→ **TASK**
From the listing below, pull out all lines with "screenshot" in them.

[Extracted records]
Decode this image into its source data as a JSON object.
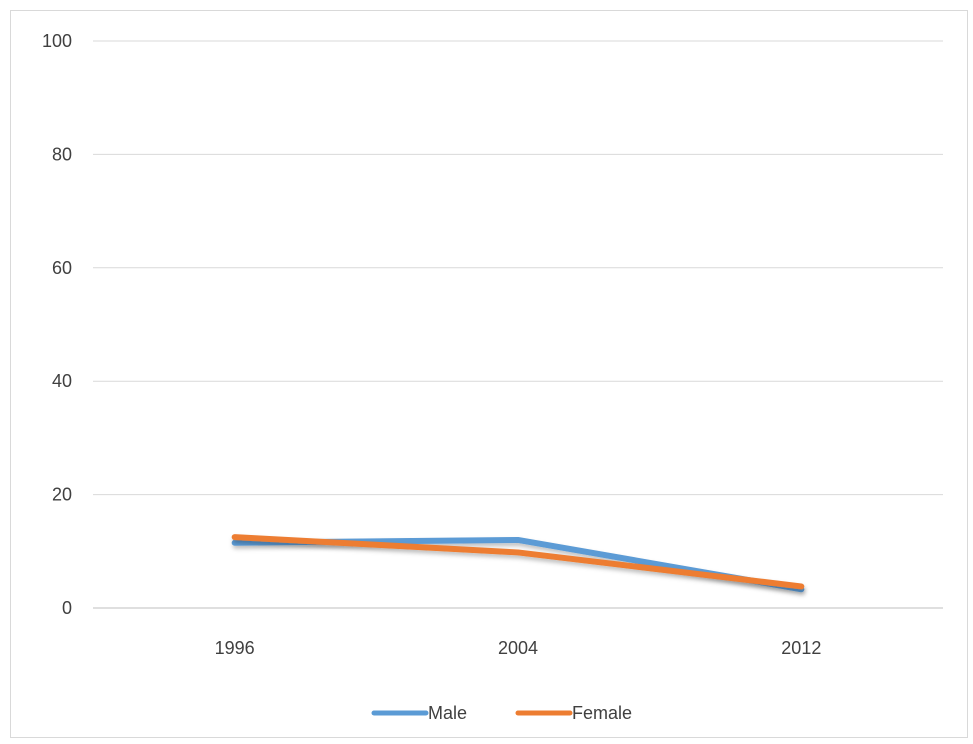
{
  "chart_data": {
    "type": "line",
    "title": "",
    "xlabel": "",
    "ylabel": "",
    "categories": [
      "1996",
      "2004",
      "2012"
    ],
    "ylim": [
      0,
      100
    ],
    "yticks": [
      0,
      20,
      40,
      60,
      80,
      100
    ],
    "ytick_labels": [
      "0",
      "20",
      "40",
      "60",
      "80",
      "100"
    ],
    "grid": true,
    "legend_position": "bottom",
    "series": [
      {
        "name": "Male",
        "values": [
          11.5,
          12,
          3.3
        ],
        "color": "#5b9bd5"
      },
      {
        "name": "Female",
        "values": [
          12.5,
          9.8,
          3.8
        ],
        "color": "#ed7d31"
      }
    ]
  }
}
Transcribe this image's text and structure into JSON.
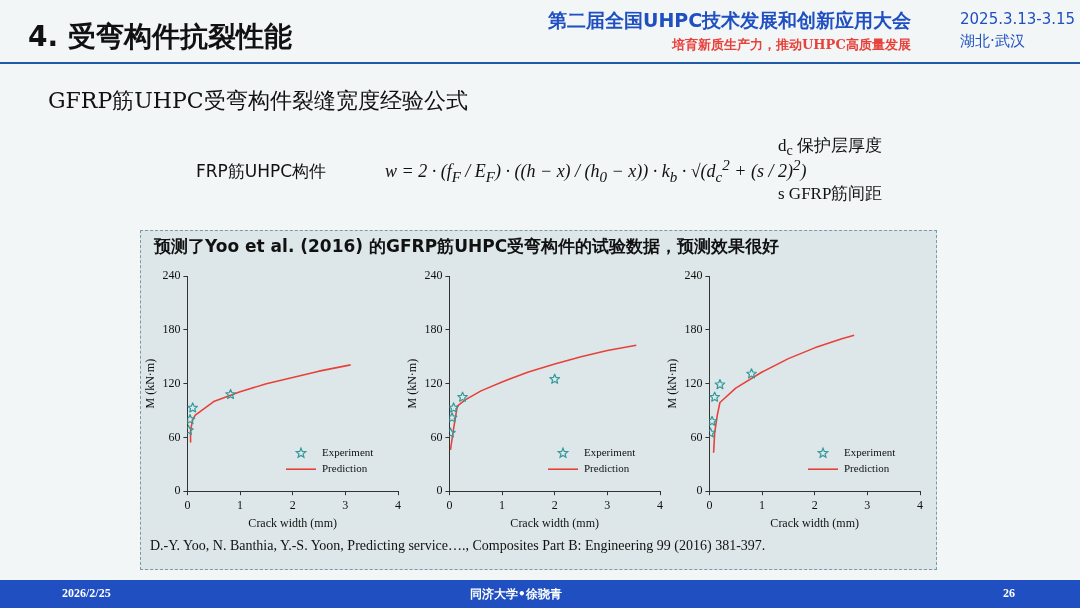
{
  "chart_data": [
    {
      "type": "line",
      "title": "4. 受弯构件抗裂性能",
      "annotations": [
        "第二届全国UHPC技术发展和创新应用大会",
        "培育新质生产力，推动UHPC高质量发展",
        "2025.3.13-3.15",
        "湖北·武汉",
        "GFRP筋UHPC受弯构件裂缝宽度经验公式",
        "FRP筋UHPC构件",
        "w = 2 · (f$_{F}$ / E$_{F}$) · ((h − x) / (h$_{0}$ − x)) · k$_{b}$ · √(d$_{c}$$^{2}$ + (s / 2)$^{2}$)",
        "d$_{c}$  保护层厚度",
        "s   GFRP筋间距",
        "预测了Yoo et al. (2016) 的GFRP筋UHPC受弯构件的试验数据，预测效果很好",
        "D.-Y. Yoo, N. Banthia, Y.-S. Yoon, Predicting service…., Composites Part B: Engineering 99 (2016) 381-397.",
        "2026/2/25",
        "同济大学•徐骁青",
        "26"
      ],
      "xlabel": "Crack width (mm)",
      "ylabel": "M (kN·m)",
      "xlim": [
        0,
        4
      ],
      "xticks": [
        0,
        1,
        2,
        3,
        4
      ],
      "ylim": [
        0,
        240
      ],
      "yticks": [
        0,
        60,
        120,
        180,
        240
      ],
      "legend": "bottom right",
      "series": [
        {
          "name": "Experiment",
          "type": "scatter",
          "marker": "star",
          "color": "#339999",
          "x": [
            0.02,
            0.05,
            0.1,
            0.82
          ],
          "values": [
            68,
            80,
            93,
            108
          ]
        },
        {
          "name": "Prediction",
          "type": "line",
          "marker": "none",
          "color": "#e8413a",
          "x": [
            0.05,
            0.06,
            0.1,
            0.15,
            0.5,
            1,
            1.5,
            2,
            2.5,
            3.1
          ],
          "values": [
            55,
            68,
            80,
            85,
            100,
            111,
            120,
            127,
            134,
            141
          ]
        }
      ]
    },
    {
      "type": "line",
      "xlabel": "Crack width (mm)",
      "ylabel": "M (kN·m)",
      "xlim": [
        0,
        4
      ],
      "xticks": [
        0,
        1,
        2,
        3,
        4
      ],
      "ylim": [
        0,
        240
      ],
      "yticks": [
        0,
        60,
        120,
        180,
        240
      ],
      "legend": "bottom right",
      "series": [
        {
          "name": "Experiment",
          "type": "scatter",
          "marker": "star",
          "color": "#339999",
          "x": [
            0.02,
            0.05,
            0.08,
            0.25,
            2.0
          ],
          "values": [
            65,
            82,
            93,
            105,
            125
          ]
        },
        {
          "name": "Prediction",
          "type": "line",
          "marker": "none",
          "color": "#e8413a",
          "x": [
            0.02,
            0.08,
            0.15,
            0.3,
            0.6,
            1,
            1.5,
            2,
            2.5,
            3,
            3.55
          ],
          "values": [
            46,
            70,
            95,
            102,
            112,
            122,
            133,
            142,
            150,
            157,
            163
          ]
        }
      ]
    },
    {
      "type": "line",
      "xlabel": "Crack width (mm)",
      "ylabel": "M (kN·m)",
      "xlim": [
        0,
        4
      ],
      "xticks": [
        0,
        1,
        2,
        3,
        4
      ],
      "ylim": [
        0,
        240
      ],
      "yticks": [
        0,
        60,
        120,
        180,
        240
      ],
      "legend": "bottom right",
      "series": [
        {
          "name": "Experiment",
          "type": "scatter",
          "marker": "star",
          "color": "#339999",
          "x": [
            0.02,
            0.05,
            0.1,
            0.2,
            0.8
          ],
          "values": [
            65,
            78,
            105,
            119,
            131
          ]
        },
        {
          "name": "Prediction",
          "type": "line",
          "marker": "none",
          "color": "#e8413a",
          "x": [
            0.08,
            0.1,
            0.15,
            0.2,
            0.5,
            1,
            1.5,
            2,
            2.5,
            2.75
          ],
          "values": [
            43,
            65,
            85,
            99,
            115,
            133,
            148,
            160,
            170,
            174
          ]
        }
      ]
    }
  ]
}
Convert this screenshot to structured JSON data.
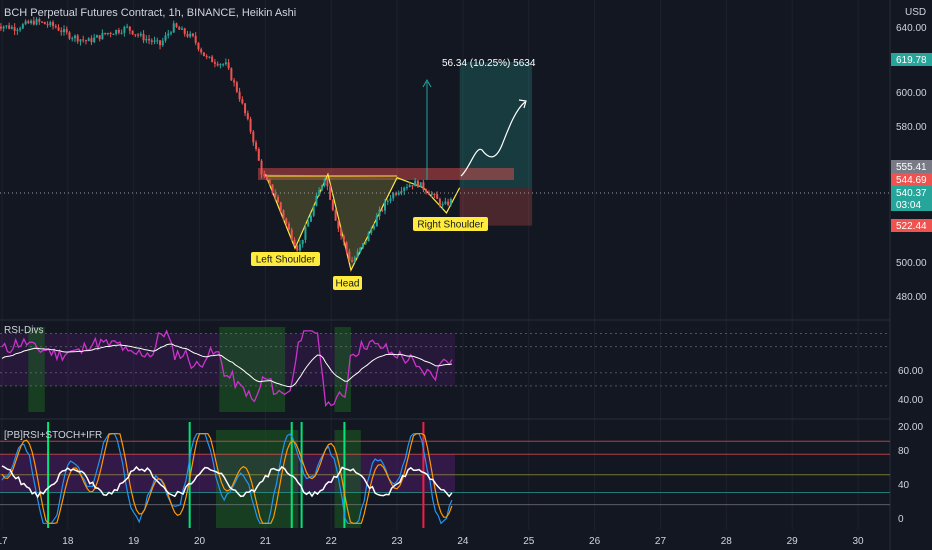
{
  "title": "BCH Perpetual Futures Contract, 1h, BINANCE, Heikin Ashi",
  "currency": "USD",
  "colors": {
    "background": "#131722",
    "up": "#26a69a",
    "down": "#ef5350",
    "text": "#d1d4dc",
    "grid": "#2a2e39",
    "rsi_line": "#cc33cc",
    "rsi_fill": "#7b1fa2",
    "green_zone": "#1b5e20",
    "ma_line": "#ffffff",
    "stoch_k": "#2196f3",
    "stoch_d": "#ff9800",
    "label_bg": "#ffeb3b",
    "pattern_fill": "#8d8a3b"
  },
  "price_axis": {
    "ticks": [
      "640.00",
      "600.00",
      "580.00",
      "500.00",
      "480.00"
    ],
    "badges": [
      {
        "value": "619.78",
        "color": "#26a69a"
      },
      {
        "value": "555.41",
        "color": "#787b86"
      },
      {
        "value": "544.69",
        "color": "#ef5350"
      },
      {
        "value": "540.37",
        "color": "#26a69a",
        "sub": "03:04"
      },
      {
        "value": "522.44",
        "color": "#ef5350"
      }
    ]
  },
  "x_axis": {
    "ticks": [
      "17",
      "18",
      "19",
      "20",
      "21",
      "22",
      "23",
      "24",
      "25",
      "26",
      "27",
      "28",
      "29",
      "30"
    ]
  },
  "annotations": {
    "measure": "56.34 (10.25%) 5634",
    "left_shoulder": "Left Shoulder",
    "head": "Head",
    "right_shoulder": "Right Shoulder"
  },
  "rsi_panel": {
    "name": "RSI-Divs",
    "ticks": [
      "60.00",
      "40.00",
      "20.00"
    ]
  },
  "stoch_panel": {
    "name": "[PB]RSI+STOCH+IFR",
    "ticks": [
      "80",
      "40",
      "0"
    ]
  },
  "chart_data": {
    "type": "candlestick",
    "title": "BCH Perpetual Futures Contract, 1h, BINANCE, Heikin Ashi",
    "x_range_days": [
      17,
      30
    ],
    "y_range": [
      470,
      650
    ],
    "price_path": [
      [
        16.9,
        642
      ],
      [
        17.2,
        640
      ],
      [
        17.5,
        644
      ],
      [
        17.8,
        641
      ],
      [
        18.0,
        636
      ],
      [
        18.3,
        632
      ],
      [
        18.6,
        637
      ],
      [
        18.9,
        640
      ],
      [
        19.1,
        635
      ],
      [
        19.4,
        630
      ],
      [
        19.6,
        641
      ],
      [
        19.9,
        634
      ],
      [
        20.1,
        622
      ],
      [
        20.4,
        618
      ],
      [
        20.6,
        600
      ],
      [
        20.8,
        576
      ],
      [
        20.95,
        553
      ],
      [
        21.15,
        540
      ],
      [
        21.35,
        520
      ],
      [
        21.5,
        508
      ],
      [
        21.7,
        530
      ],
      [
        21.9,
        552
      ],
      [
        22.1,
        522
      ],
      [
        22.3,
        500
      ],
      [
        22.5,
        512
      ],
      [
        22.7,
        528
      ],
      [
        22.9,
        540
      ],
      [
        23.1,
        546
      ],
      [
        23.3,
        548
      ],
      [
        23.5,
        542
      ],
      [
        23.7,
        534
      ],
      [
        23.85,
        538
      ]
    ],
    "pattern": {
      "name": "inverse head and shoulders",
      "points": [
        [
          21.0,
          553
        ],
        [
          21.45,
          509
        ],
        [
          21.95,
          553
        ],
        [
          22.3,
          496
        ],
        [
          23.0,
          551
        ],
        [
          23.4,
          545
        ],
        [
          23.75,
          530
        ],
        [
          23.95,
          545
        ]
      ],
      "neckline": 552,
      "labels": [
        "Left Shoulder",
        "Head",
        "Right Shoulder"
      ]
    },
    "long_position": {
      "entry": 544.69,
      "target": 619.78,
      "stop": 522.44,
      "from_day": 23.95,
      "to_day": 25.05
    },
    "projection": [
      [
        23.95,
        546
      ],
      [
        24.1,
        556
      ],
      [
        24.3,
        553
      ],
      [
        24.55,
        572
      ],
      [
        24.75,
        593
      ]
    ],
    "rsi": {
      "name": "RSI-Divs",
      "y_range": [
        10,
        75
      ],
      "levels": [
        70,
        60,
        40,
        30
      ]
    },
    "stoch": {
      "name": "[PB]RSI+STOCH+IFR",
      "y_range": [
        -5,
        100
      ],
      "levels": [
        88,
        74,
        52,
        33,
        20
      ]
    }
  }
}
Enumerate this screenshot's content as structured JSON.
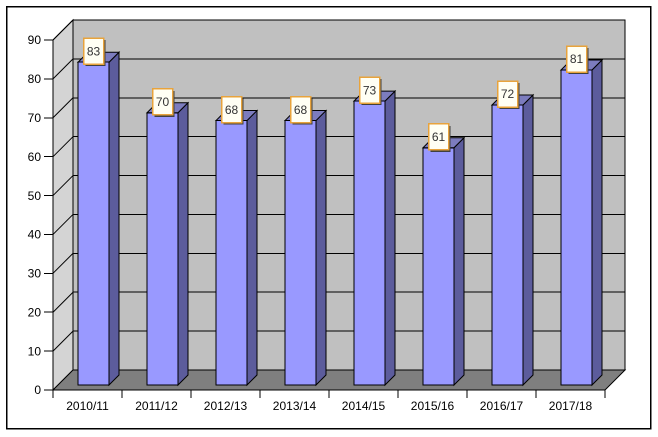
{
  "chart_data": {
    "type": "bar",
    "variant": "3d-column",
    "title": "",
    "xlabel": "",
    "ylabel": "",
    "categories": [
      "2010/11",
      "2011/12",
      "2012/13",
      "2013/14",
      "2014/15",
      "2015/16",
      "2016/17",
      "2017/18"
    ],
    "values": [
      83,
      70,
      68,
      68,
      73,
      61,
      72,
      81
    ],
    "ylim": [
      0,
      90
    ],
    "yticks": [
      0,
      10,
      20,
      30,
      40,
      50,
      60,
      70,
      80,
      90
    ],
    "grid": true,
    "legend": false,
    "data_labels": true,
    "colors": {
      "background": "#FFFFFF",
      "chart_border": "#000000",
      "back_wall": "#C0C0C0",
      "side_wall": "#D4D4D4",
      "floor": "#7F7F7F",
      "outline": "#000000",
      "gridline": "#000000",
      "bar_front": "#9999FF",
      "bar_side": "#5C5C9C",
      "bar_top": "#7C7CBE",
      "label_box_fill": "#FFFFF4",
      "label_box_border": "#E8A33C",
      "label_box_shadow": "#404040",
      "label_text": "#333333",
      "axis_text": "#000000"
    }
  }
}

→ **EXERCISE RESPONSE**
Convert this screenshot to structured JSON data.
Enumerate this screenshot's content as structured JSON.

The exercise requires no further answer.